━━ STORED ROWS

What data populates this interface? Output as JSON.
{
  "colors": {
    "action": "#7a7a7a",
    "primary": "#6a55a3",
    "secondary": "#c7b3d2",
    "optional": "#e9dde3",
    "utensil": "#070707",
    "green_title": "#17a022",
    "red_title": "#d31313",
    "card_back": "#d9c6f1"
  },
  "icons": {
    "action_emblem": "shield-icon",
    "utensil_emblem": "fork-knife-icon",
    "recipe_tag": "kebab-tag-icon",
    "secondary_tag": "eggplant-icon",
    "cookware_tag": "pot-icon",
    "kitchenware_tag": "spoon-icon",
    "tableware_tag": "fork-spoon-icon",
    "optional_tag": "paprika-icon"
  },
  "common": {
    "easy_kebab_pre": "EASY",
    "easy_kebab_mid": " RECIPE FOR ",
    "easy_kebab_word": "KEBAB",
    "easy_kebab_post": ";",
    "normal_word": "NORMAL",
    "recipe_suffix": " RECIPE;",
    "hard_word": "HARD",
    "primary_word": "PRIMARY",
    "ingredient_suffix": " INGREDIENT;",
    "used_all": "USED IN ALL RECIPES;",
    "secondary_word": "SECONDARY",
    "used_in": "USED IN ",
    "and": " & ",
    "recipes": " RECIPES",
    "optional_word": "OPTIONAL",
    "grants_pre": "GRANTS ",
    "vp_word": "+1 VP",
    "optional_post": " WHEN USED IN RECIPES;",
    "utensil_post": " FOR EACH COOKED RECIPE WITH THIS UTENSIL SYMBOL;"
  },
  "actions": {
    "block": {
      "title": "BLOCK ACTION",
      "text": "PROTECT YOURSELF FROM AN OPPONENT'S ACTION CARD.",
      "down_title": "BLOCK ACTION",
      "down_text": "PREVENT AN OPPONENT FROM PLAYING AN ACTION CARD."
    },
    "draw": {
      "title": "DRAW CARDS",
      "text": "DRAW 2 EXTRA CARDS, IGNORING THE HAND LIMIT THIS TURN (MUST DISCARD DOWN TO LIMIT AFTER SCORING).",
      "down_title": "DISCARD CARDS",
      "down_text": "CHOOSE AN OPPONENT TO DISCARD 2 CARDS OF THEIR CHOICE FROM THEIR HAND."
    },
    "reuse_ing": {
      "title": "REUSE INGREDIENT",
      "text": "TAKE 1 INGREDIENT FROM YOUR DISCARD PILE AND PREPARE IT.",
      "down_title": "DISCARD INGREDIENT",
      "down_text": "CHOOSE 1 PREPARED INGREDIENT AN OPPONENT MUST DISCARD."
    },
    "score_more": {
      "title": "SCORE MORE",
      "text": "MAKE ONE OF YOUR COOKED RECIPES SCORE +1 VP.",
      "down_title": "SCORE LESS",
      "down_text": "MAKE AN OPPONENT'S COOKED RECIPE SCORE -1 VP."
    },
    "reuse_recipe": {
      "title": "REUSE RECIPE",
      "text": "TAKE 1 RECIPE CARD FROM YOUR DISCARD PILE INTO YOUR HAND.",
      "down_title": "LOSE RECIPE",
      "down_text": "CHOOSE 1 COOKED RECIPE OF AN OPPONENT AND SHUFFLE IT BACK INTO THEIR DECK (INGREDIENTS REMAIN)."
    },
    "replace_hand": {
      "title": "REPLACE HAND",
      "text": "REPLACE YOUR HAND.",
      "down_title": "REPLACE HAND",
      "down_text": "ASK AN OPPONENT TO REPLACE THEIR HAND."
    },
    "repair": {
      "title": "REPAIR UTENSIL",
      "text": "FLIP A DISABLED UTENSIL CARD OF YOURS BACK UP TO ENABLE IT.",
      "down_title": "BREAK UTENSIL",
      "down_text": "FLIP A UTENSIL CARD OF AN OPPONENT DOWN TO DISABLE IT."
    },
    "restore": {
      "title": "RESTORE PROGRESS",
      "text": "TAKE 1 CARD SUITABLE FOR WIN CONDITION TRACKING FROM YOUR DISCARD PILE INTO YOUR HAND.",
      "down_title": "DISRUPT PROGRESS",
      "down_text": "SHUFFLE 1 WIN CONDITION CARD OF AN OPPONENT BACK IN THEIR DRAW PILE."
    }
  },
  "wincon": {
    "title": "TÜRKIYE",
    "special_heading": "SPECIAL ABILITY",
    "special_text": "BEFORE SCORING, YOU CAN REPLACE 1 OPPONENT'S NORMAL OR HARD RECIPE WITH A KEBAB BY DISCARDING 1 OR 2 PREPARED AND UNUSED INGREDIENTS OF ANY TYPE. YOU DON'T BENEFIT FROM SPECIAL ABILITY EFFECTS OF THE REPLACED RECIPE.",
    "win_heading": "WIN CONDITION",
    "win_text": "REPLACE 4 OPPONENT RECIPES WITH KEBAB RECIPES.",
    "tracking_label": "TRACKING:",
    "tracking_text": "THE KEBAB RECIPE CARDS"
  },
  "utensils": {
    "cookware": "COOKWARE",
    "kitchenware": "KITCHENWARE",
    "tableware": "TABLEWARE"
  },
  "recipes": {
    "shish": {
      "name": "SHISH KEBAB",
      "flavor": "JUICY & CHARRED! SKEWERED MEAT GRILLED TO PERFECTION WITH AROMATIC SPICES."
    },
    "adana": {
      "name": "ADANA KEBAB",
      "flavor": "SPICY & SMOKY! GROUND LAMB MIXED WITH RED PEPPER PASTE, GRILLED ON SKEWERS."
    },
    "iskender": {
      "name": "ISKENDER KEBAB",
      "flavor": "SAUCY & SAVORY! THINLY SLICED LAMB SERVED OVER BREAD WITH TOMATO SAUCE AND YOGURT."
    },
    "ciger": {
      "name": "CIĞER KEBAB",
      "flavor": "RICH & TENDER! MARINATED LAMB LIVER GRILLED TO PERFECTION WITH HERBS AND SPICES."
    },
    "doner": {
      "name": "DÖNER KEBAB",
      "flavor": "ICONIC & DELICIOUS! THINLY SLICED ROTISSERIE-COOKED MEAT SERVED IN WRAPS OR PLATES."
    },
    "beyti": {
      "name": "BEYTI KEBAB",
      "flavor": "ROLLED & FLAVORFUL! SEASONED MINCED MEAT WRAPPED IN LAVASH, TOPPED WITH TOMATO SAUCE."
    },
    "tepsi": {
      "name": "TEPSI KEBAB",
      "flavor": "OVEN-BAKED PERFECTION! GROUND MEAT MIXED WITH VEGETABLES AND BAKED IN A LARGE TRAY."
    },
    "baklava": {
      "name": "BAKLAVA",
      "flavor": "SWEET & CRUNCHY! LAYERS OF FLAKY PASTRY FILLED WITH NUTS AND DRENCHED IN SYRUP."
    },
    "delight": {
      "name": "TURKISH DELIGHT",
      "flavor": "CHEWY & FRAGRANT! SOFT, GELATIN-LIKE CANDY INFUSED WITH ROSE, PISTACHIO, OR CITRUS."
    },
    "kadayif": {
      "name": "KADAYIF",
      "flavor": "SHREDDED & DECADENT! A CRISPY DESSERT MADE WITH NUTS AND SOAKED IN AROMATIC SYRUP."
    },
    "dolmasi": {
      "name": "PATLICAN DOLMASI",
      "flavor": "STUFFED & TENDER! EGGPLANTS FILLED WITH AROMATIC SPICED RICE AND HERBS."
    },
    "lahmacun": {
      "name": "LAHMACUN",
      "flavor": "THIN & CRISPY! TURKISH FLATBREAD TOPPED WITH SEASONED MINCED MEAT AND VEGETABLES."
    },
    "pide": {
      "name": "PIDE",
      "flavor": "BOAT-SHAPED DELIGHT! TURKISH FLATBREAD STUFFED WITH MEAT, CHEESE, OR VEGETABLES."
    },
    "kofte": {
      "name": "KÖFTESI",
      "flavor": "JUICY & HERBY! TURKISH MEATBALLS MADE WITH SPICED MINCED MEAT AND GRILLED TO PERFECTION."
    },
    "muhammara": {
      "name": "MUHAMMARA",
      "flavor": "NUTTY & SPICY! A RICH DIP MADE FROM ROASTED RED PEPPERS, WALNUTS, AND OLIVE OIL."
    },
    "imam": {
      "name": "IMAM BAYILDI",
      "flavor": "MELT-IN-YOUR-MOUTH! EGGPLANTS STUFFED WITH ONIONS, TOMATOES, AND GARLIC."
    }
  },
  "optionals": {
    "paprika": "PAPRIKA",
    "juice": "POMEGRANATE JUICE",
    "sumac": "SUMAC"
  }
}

━━━━

Find the number of lines in which the word "SCORING" occurs, and write nothing but that number.

THE ANSWER =>
2